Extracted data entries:
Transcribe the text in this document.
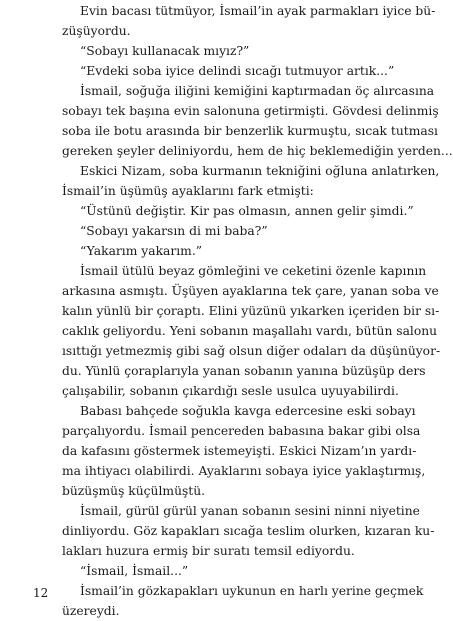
Evin bacası tütmüyor, İsmail’in ayak parmakları iyice bü-
züşüyordu.
“Sobayı kullanacak mıyız?”
“Evdeki soba iyice delindi sıcağı tutmuyor artık...”
İsmail, soğuğa iliğini kemiğini kaptırmadan öç alırcasına
sobayı tek başına evin salonuna getirmişti. Gövdesi delinmiş
soba ile botu arasında bir benzerlik kurmuştu, sıcak tutması
gereken şeyler deliniyordu, hem de hiç beklemediğin yerden...
Eskici Nizam, soba kurmanın tekniğini oğluna anlatırken,
İsmail’in üşümüş ayaklarını fark etmişti:
“Üstünü değiştir. Kir pas olmasın, annen gelir şimdi.”
“Sobayı yakarsın di mi baba?”
“Yakarım yakarım.”
İsmail ütülü beyaz gömleğini ve ceketini özenle kapının
arkasına asmıştı. Üşüyen ayaklarına tek çare, yanan soba ve
kalın yünlü bir çoraptı. Elini yüzünü yıkarken içeriden bir sı-
caklık geliyordu. Yeni sobanın maşallahı vardı, bütün salonu
ısıttığı yetmezmiş gibi sağ olsun diğer odaları da düşünüyor-
du. Yünlü çoraplarıyla yanan sobanın yanına büzüşüp ders
çalışabilir, sobanın çıkardığı sesle usulca uyuyabilirdi.
Babası bahçede soğukla kavga edercesine eski sobayı
parçalıyordu. İsmail pencereden babasına bakar gibi olsa
da kafasını göstermek istemeyişti. Eskici Nizam’ın yardı-
ma ihtiyacı olabilirdi. Ayaklarını sobaya iyice yaklaştırmış,
büzüşmüş küçülmüştü.
İsmail, gürül gürül yanan sobanın sesini ninni niyetine
dinliyordu. Göz kapakları sıcağa teslim olurken, kızaran ku-
lakları huzura ermiş bir suratı temsil ediyordu.
“İsmail, İsmail...”
İsmail’in gözkapakları uykunun en harlı yerine geçmek
üzereydi.
12
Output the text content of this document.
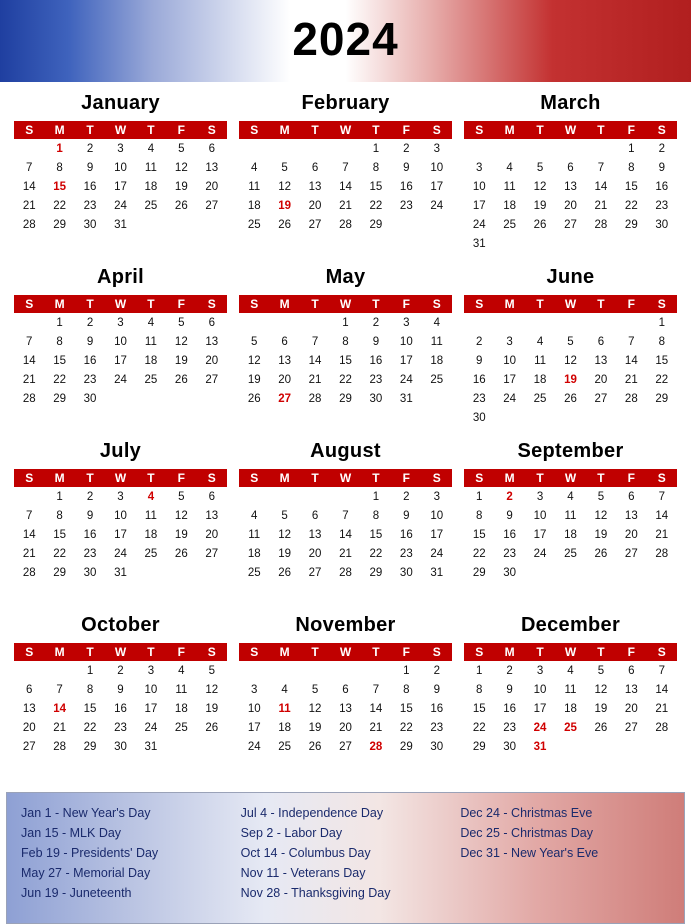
2024
January
S	M	T	W	T	F	S
	1	2	3	4	5	6
7	8	9	10	11	12	13
14	15	16	17	18	19	20
21	22	23	24	25	26	27
28	29	30	31			
February
S	M	T	W	T	F	S
				1	2	3
4	5	6	7	8	9	10
11	12	13	14	15	16	17
18	19	20	21	22	23	24
25	26	27	28	29		
March
S	M	T	W	T	F	S
					1	2
3	4	5	6	7	8	9
10	11	12	13	14	15	16
17	18	19	20	21	22	23
24	25	26	27	28	29	30
31						
April
S	M	T	W	T	F	S
	1	2	3	4	5	6
7	8	9	10	11	12	13
14	15	16	17	18	19	20
21	22	23	24	25	26	27
28	29	30				
May
S	M	T	W	T	F	S
			1	2	3	4
5	6	7	8	9	10	11
12	13	14	15	16	17	18
19	20	21	22	23	24	25
26	27	28	29	30	31	
June
S	M	T	W	T	F	S
						1
2	3	4	5	6	7	8
9	10	11	12	13	14	15
16	17	18	19	20	21	22
23	24	25	26	27	28	29
30						
July
S	M	T	W	T	F	S
	1	2	3	4	5	6
7	8	9	10	11	12	13
14	15	16	17	18	19	20
21	22	23	24	25	26	27
28	29	30	31			
August
S	M	T	W	T	F	S
				1	2	3
4	5	6	7	8	9	10
11	12	13	14	15	16	17
18	19	20	21	22	23	24
25	26	27	28	29	30	31
September
S	M	T	W	T	F	S
1	2	3	4	5	6	7
8	9	10	11	12	13	14
15	16	17	18	19	20	21
22	23	24	25	26	27	28
29	30					
October
S	M	T	W	T	F	S
		1	2	3	4	5
6	7	8	9	10	11	12
13	14	15	16	17	18	19
20	21	22	23	24	25	26
27	28	29	30	31		
November
S	M	T	W	T	F	S
					1	2
3	4	5	6	7	8	9
10	11	12	13	14	15	16
17	18	19	20	21	22	23
24	25	26	27	28	29	30
December
S	M	T	W	T	F	S
1	2	3	4	5	6	7
8	9	10	11	12	13	14
15	16	17	18	19	20	21
22	23	24	25	26	27	28
29	30	31				
Jan 1 - New Year's Day
Jan 15 - MLK Day
Feb 19 - Presidents' Day
May 27 - Memorial Day
Jun 19 - Juneteenth
Jul 4 - Independence Day
Sep 2 - Labor Day
Oct 14 - Columbus Day
Nov 11 - Veterans Day
Nov 28 - Thanksgiving Day
Dec 24 - Christmas Eve
Dec 25 - Christmas Day
Dec 31 - New Year's Eve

**Set task:**
Retype the records exactly. Any image in them should not appear in what you write.

**Completed task:**
Transcribe the text in this document.
Evin bacası tütmüyor, İsmail’in ayak parmakları iyice bü-
züşüyordu.
“Sobayı kullanacak mıyız?”
“Evdeki soba iyice delindi sıcağı tutmuyor artık...”
İsmail, soğuğa iliğini kemiğini kaptırmadan öç alırcasına
sobayı tek başına evin salonuna getirmişti. Gövdesi delinmiş
soba ile botu arasında bir benzerlik kurmuştu, sıcak tutması
gereken şeyler deliniyordu, hem de hiç beklemediğin yerden...
Eskici Nizam, soba kurmanın tekniğini oğluna anlatırken,
İsmail’in üşümüş ayaklarını fark etmişti:
“Üstünü değiştir. Kir pas olmasın, annen gelir şimdi.”
“Sobayı yakarsın di mi baba?”
“Yakarım yakarım.”
İsmail ütülü beyaz gömleğini ve ceketini özenle kapının
arkasına asmıştı. Üşüyen ayaklarına tek çare, yanan soba ve
kalın yünlü bir çoraptı. Elini yüzünü yıkarken içeriden bir sı-
caklık geliyordu. Yeni sobanın maşallahı vardı, bütün salonu
ısıttığı yetmezmiş gibi sağ olsun diğer odaları da düşünüyor-
du. Yünlü çoraplarıyla yanan sobanın yanına büzüşüp ders
çalışabilir, sobanın çıkardığı sesle usulca uyuyabilirdi.
Babası bahçede soğukla kavga edercesine eski sobayı
parçalıyordu. İsmail pencereden babasına bakar gibi olsa
da kafasını göstermek istemeyişti. Eskici Nizam’ın yardı-
ma ihtiyacı olabilirdi. Ayaklarını sobaya iyice yaklaştırmış,
büzüşmüş küçülmüştü.
İsmail, gürül gürül yanan sobanın sesini ninni niyetine
dinliyordu. Göz kapakları sıcağa teslim olurken, kızaran ku-
lakları huzura ermiş bir suratı temsil ediyordu.
“İsmail, İsmail...”
İsmail’in gözkapakları uykunun en harlı yerine geçmek
üzereydi.
12
Output the text content of this document.
2024
January
S	M	T	W	T	F	S
	1	2	3	4	5	6
7	8	9	10	11	12	13
14	15	16	17	18	19	20
21	22	23	24	25	26	27
28	29	30	31			
February
S	M	T	W	T	F	S
				1	2	3
4	5	6	7	8	9	10
11	12	13	14	15	16	17
18	19	20	21	22	23	24
25	26	27	28	29		
March
S	M	T	W	T	F	S
					1	2
3	4	5	6	7	8	9
10	11	12	13	14	15	16
17	18	19	20	21	22	23
24	25	26	27	28	29	30
31						
April
S	M	T	W	T	F	S
	1	2	3	4	5	6
7	8	9	10	11	12	13
14	15	16	17	18	19	20
21	22	23	24	25	26	27
28	29	30				
May
S	M	T	W	T	F	S
			1	2	3	4
5	6	7	8	9	10	11
12	13	14	15	16	17	18
19	20	21	22	23	24	25
26	27	28	29	30	31	
June
S	M	T	W	T	F	S
						1
2	3	4	5	6	7	8
9	10	11	12	13	14	15
16	17	18	19	20	21	22
23	24	25	26	27	28	29
30						
July
S	M	T	W	T	F	S
	1	2	3	4	5	6
7	8	9	10	11	12	13
14	15	16	17	18	19	20
21	22	23	24	25	26	27
28	29	30	31			
August
S	M	T	W	T	F	S
				1	2	3
4	5	6	7	8	9	10
11	12	13	14	15	16	17
18	19	20	21	22	23	24
25	26	27	28	29	30	31
September
S	M	T	W	T	F	S
1	2	3	4	5	6	7
8	9	10	11	12	13	14
15	16	17	18	19	20	21
22	23	24	25	26	27	28
29	30					
October
S	M	T	W	T	F	S
		1	2	3	4	5
6	7	8	9	10	11	12
13	14	15	16	17	18	19
20	21	22	23	24	25	26
27	28	29	30	31		
November
S	M	T	W	T	F	S
					1	2
3	4	5	6	7	8	9
10	11	12	13	14	15	16
17	18	19	20	21	22	23
24	25	26	27	28	29	30
December
S	M	T	W	T	F	S
1	2	3	4	5	6	7
8	9	10	11	12	13	14
15	16	17	18	19	20	21
22	23	24	25	26	27	28
29	30	31				
Jan 1 - New Year's Day
Jan 15 - MLK Day
Feb 19 - Presidents' Day
May 27 - Memorial Day
Jun 19 - Juneteenth
Jul 4 - Independence Day
Sep 2 - Labor Day
Oct 14 - Columbus Day
Nov 11 - Veterans Day
Nov 28 - Thanksgiving Day
Dec 24 - Christmas Eve
Dec 25 - Christmas Day
Dec 31 - New Year's Eve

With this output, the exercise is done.